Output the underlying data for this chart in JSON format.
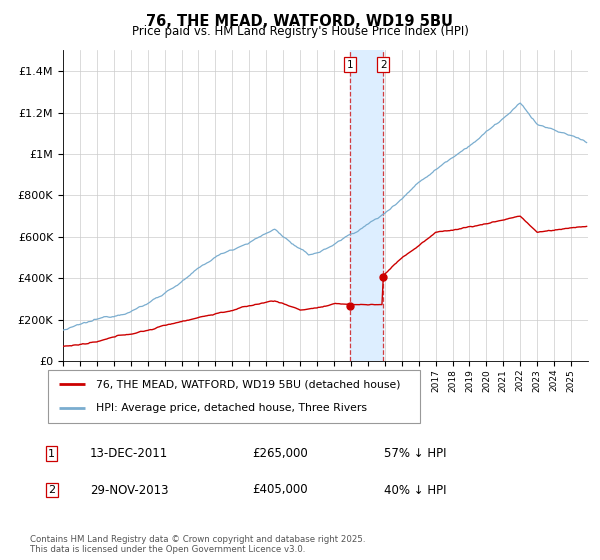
{
  "title": "76, THE MEAD, WATFORD, WD19 5BU",
  "subtitle": "Price paid vs. HM Land Registry's House Price Index (HPI)",
  "hpi_color": "#7aadcf",
  "price_color": "#cc0000",
  "highlight_color": "#ddeeff",
  "vline_color": "#cc0000",
  "grid_color": "#cccccc",
  "background_color": "#ffffff",
  "ylim": [
    0,
    1500000
  ],
  "yticks": [
    0,
    200000,
    400000,
    600000,
    800000,
    1000000,
    1200000,
    1400000
  ],
  "ytick_labels": [
    "£0",
    "£200K",
    "£400K",
    "£600K",
    "£800K",
    "£1M",
    "£1.2M",
    "£1.4M"
  ],
  "year_start": 1995,
  "year_end": 2025,
  "transaction1_year": 2011.96,
  "transaction1_price": 265000,
  "transaction1_date": "13-DEC-2011",
  "transaction1_pct": "57%",
  "transaction2_year": 2013.91,
  "transaction2_price": 405000,
  "transaction2_date": "29-NOV-2013",
  "transaction2_pct": "40%",
  "legend_label_red": "76, THE MEAD, WATFORD, WD19 5BU (detached house)",
  "legend_label_blue": "HPI: Average price, detached house, Three Rivers",
  "footer": "Contains HM Land Registry data © Crown copyright and database right 2025.\nThis data is licensed under the Open Government Licence v3.0."
}
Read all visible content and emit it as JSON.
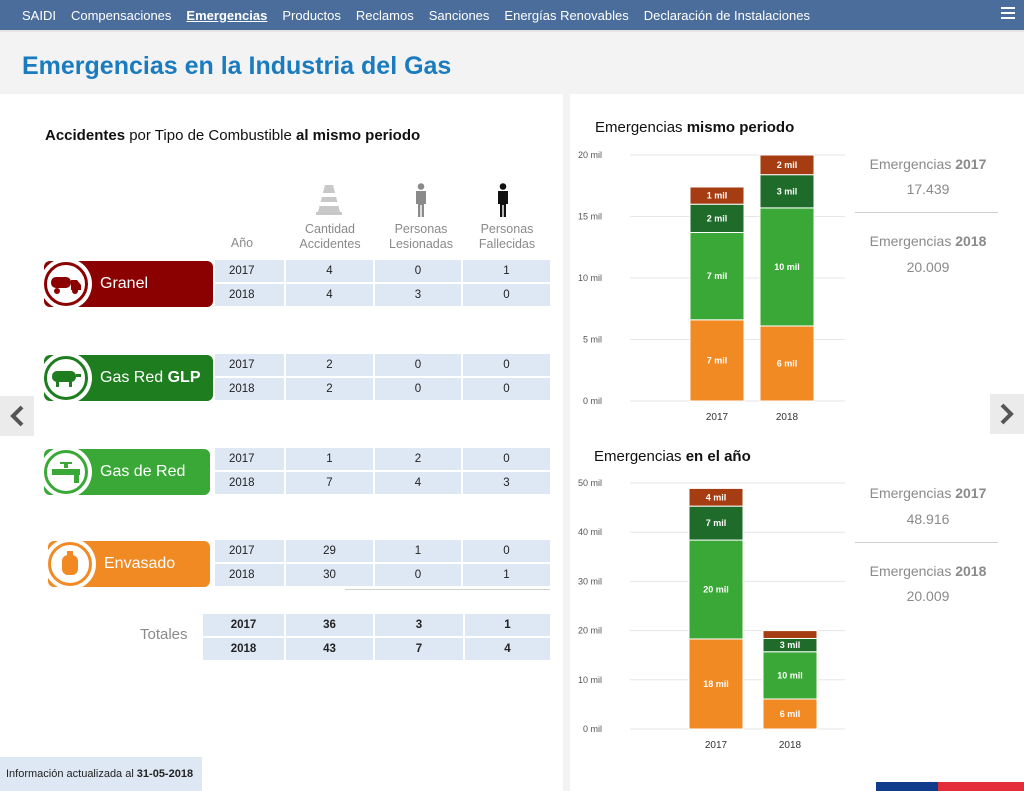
{
  "nav": {
    "items": [
      "SAIDI",
      "Compensaciones",
      "Emergencias",
      "Productos",
      "Reclamos",
      "Sanciones",
      "Energías Renovables",
      "Declaración de Instalaciones"
    ],
    "active": "Emergencias"
  },
  "page": {
    "title": "Emergencias en la Industria del Gas"
  },
  "accidents": {
    "title_bold1": "Accidentes",
    "title_mid": " por Tipo de Combustible ",
    "title_bold2": "al mismo periodo",
    "col_year": "Año",
    "col_accidents_1": "Cantidad",
    "col_accidents_2": "Accidentes",
    "col_injured_1": "Personas",
    "col_injured_2": "Lesionadas",
    "col_dead_1": "Personas",
    "col_dead_2": "Fallecidas",
    "fuels": [
      {
        "name": "Granel",
        "name_bold": "",
        "color": "#8b0000",
        "icon": "truck-icon",
        "rows": [
          {
            "year": "2017",
            "accidents": "4",
            "injured": "0",
            "dead": "1"
          },
          {
            "year": "2018",
            "accidents": "4",
            "injured": "3",
            "dead": "0"
          }
        ]
      },
      {
        "name": "Gas Red ",
        "name_bold": "GLP",
        "color": "#1e7d1e",
        "icon": "tank-icon",
        "rows": [
          {
            "year": "2017",
            "accidents": "2",
            "injured": "0",
            "dead": "0"
          },
          {
            "year": "2018",
            "accidents": "2",
            "injured": "0",
            "dead": "0"
          }
        ]
      },
      {
        "name": "Gas de Red",
        "name_bold": "",
        "color": "#3aa836",
        "icon": "pipe-valve-icon",
        "rows": [
          {
            "year": "2017",
            "accidents": "1",
            "injured": "2",
            "dead": "0"
          },
          {
            "year": "2018",
            "accidents": "7",
            "injured": "4",
            "dead": "3"
          }
        ]
      },
      {
        "name": "Envasado",
        "name_bold": "",
        "color": "#f28a24",
        "icon": "gas-cylinder-icon",
        "rows": [
          {
            "year": "2017",
            "accidents": "29",
            "injured": "1",
            "dead": "0"
          },
          {
            "year": "2018",
            "accidents": "30",
            "injured": "0",
            "dead": "1"
          }
        ]
      }
    ],
    "totals_label": "Totales",
    "totals": [
      {
        "year": "2017",
        "accidents": "36",
        "injured": "3",
        "dead": "1"
      },
      {
        "year": "2018",
        "accidents": "43",
        "injured": "7",
        "dead": "4"
      }
    ]
  },
  "footer": {
    "text": "Información actualizada al",
    "date": "31-05-2018"
  },
  "stats": {
    "same_period": [
      {
        "label": "Emergencias ",
        "year": "2017",
        "value": "17.439"
      },
      {
        "label": "Emergencias ",
        "year": "2018",
        "value": "20.009"
      }
    ],
    "year": [
      {
        "label": "Emergencias ",
        "year": "2017",
        "value": "48.916"
      },
      {
        "label": "Emergencias ",
        "year": "2018",
        "value": "20.009"
      }
    ]
  },
  "chart_data": [
    {
      "type": "bar",
      "stacked": true,
      "title_normal": "Emergencias ",
      "title_bold": "mismo periodo",
      "categories": [
        "2017",
        "2018"
      ],
      "ylim": [
        0,
        20
      ],
      "yticks": [
        "0 mil",
        "5 mil",
        "10 mil",
        "15 mil",
        "20 mil"
      ],
      "series": [
        {
          "color": "#f28a24",
          "values": [
            6.6,
            6.1
          ],
          "labels": [
            "7 mil",
            "6 mil"
          ]
        },
        {
          "color": "#3aa836",
          "values": [
            7.1,
            9.6
          ],
          "labels": [
            "7 mil",
            "10 mil"
          ]
        },
        {
          "color": "#1e6b2a",
          "values": [
            2.3,
            2.7
          ],
          "labels": [
            "2 mil",
            "3 mil"
          ]
        },
        {
          "color": "#a63c12",
          "values": [
            1.4,
            1.6
          ],
          "labels": [
            "1 mil",
            "2 mil"
          ]
        }
      ],
      "grid": true
    },
    {
      "type": "bar",
      "stacked": true,
      "title_normal": "Emergencias ",
      "title_bold": "en el año",
      "categories": [
        "2017",
        "2018"
      ],
      "ylim": [
        0,
        50
      ],
      "yticks": [
        "0 mil",
        "10 mil",
        "20 mil",
        "30 mil",
        "40 mil",
        "50 mil"
      ],
      "series": [
        {
          "color": "#f28a24",
          "values": [
            18.3,
            6.1
          ],
          "labels": [
            "18 mil",
            "6 mil"
          ]
        },
        {
          "color": "#3aa836",
          "values": [
            20.1,
            9.6
          ],
          "labels": [
            "20 mil",
            "10 mil"
          ]
        },
        {
          "color": "#1e6b2a",
          "values": [
            6.9,
            2.7
          ],
          "labels": [
            "7 mil",
            "3 mil"
          ]
        },
        {
          "color": "#a63c12",
          "values": [
            3.6,
            1.6
          ],
          "labels": [
            "4 mil",
            ""
          ]
        }
      ],
      "grid": true
    }
  ]
}
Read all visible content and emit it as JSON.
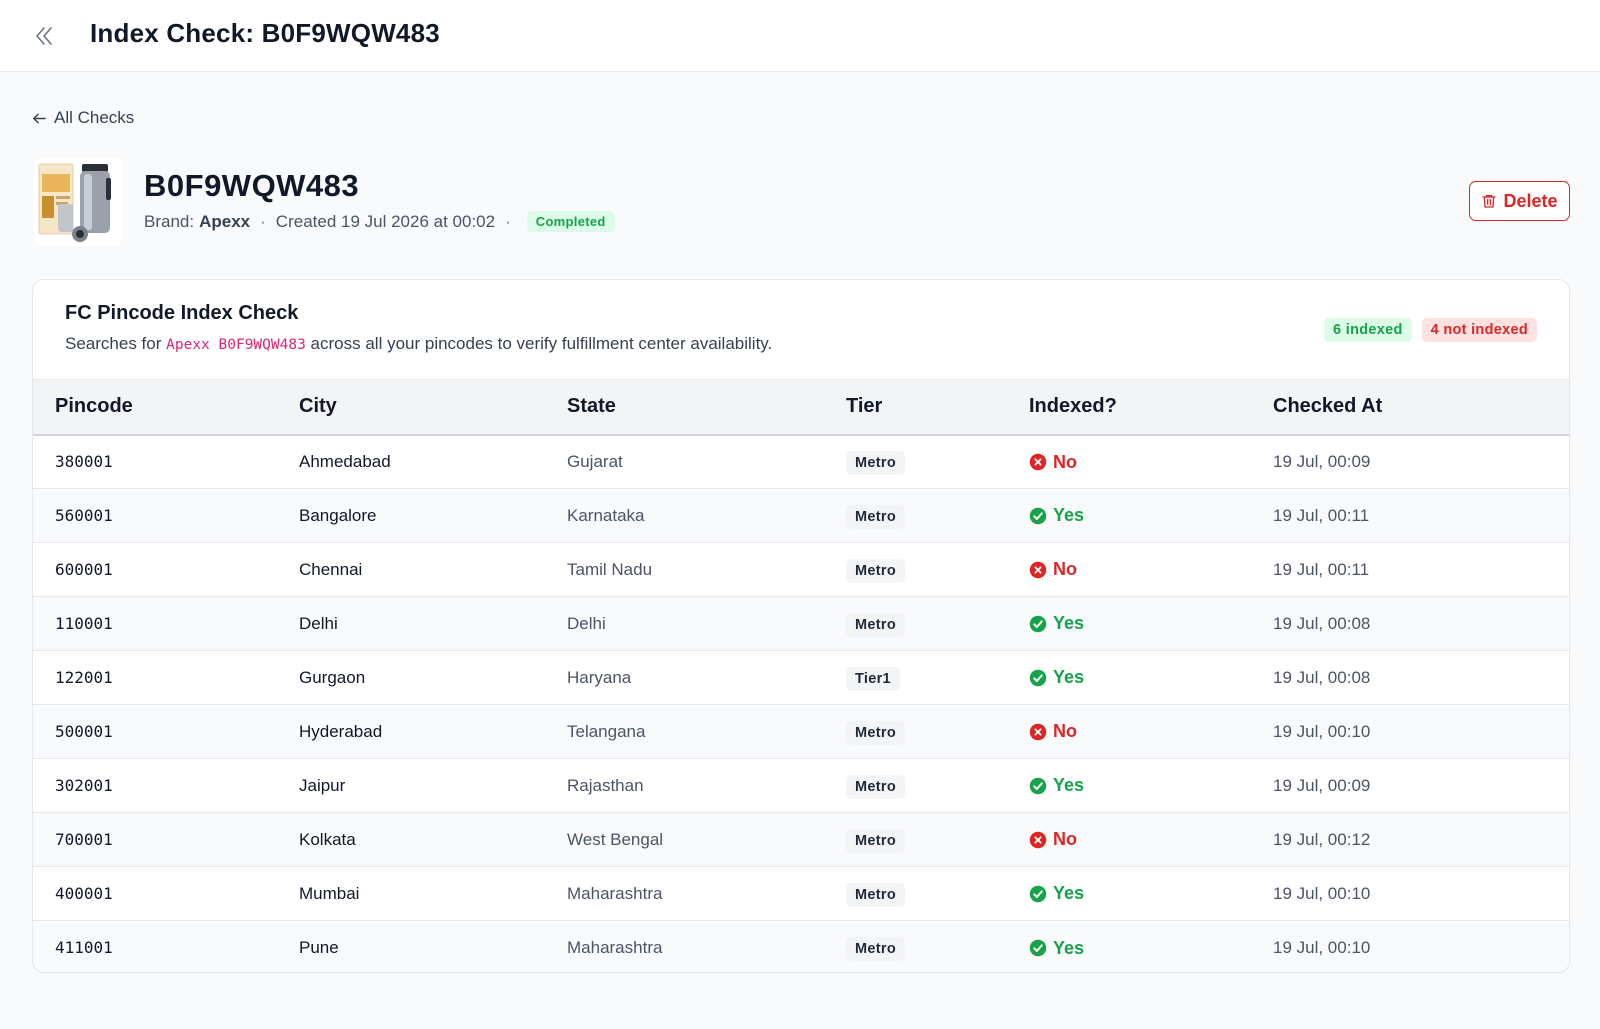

Prompt: Strip out the images, then output the records above word for word.

Task response:
Output the underlying data for this chart in JSON format.
{
  "title": "76, THE MEAD, WATFORD, WD19 5BU",
  "subtitle": "Price paid vs. HM Land Registry's House Price Index (HPI)",
  "hpi_color": "#7aadcf",
  "price_color": "#cc0000",
  "highlight_color": "#ddeeff",
  "vline_color": "#cc0000",
  "grid_color": "#cccccc",
  "background_color": "#ffffff",
  "ylim": [
    0,
    1500000
  ],
  "yticks": [
    0,
    200000,
    400000,
    600000,
    800000,
    1000000,
    1200000,
    1400000
  ],
  "ytick_labels": [
    "£0",
    "£200K",
    "£400K",
    "£600K",
    "£800K",
    "£1M",
    "£1.2M",
    "£1.4M"
  ],
  "year_start": 1995,
  "year_end": 2025,
  "transaction1_year": 2011.96,
  "transaction1_price": 265000,
  "transaction1_date": "13-DEC-2011",
  "transaction1_pct": "57%",
  "transaction2_year": 2013.91,
  "transaction2_price": 405000,
  "transaction2_date": "29-NOV-2013",
  "transaction2_pct": "40%",
  "legend_label_red": "76, THE MEAD, WATFORD, WD19 5BU (detached house)",
  "legend_label_blue": "HPI: Average price, detached house, Three Rivers",
  "footer": "Contains HM Land Registry data © Crown copyright and database right 2025.\nThis data is licensed under the Open Government Licence v3.0."
}
Read all visible content and emit it as JSON.
{
  "nav": {
    "items": [
      "SAIDI",
      "Compensaciones",
      "Emergencias",
      "Productos",
      "Reclamos",
      "Sanciones",
      "Energías Renovables",
      "Declaración de Instalaciones"
    ],
    "active": "Emergencias"
  },
  "page": {
    "title": "Emergencias en la Industria del Gas"
  },
  "accidents": {
    "title_bold1": "Accidentes",
    "title_mid": " por Tipo de Combustible ",
    "title_bold2": "al mismo periodo",
    "col_year": "Año",
    "col_accidents_1": "Cantidad",
    "col_accidents_2": "Accidentes",
    "col_injured_1": "Personas",
    "col_injured_2": "Lesionadas",
    "col_dead_1": "Personas",
    "col_dead_2": "Fallecidas",
    "fuels": [
      {
        "name": "Granel",
        "name_bold": "",
        "color": "#8b0000",
        "icon": "truck-icon",
        "rows": [
          {
            "year": "2017",
            "accidents": "4",
            "injured": "0",
            "dead": "1"
          },
          {
            "year": "2018",
            "accidents": "4",
            "injured": "3",
            "dead": "0"
          }
        ]
      },
      {
        "name": "Gas Red ",
        "name_bold": "GLP",
        "color": "#1e7d1e",
        "icon": "tank-icon",
        "rows": [
          {
            "year": "2017",
            "accidents": "2",
            "injured": "0",
            "dead": "0"
          },
          {
            "year": "2018",
            "accidents": "2",
            "injured": "0",
            "dead": "0"
          }
        ]
      },
      {
        "name": "Gas de Red",
        "name_bold": "",
        "color": "#3aa836",
        "icon": "pipe-valve-icon",
        "rows": [
          {
            "year": "2017",
            "accidents": "1",
            "injured": "2",
            "dead": "0"
          },
          {
            "year": "2018",
            "accidents": "7",
            "injured": "4",
            "dead": "3"
          }
        ]
      },
      {
        "name": "Envasado",
        "name_bold": "",
        "color": "#f28a24",
        "icon": "gas-cylinder-icon",
        "rows": [
          {
            "year": "2017",
            "accidents": "29",
            "injured": "1",
            "dead": "0"
          },
          {
            "year": "2018",
            "accidents": "30",
            "injured": "0",
            "dead": "1"
          }
        ]
      }
    ],
    "totals_label": "Totales",
    "totals": [
      {
        "year": "2017",
        "accidents": "36",
        "injured": "3",
        "dead": "1"
      },
      {
        "year": "2018",
        "accidents": "43",
        "injured": "7",
        "dead": "4"
      }
    ]
  },
  "footer": {
    "text": "Información actualizada al",
    "date": "31-05-2018"
  },
  "stats": {
    "same_period": [
      {
        "label": "Emergencias ",
        "year": "2017",
        "value": "17.439"
      },
      {
        "label": "Emergencias ",
        "year": "2018",
        "value": "20.009"
      }
    ],
    "year": [
      {
        "label": "Emergencias ",
        "year": "2017",
        "value": "48.916"
      },
      {
        "label": "Emergencias ",
        "year": "2018",
        "value": "20.009"
      }
    ]
  },
  "chart_data": [
    {
      "type": "bar",
      "stacked": true,
      "title_normal": "Emergencias ",
      "title_bold": "mismo periodo",
      "categories": [
        "2017",
        "2018"
      ],
      "ylim": [
        0,
        20
      ],
      "yticks": [
        "0 mil",
        "5 mil",
        "10 mil",
        "15 mil",
        "20 mil"
      ],
      "series": [
        {
          "color": "#f28a24",
          "values": [
            6.6,
            6.1
          ],
          "labels": [
            "7 mil",
            "6 mil"
          ]
        },
        {
          "color": "#3aa836",
          "values": [
            7.1,
            9.6
          ],
          "labels": [
            "7 mil",
            "10 mil"
          ]
        },
        {
          "color": "#1e6b2a",
          "values": [
            2.3,
            2.7
          ],
          "labels": [
            "2 mil",
            "3 mil"
          ]
        },
        {
          "color": "#a63c12",
          "values": [
            1.4,
            1.6
          ],
          "labels": [
            "1 mil",
            "2 mil"
          ]
        }
      ],
      "grid": true
    },
    {
      "type": "bar",
      "stacked": true,
      "title_normal": "Emergencias ",
      "title_bold": "en el año",
      "categories": [
        "2017",
        "2018"
      ],
      "ylim": [
        0,
        50
      ],
      "yticks": [
        "0 mil",
        "10 mil",
        "20 mil",
        "30 mil",
        "40 mil",
        "50 mil"
      ],
      "series": [
        {
          "color": "#f28a24",
          "values": [
            18.3,
            6.1
          ],
          "labels": [
            "18 mil",
            "6 mil"
          ]
        },
        {
          "color": "#3aa836",
          "values": [
            20.1,
            9.6
          ],
          "labels": [
            "20 mil",
            "10 mil"
          ]
        },
        {
          "color": "#1e6b2a",
          "values": [
            6.9,
            2.7
          ],
          "labels": [
            "7 mil",
            "3 mil"
          ]
        },
        {
          "color": "#a63c12",
          "values": [
            3.6,
            1.6
          ],
          "labels": [
            "4 mil",
            ""
          ]
        }
      ],
      "grid": true
    }
  ]
}
Read all visible content and emit it as JSON.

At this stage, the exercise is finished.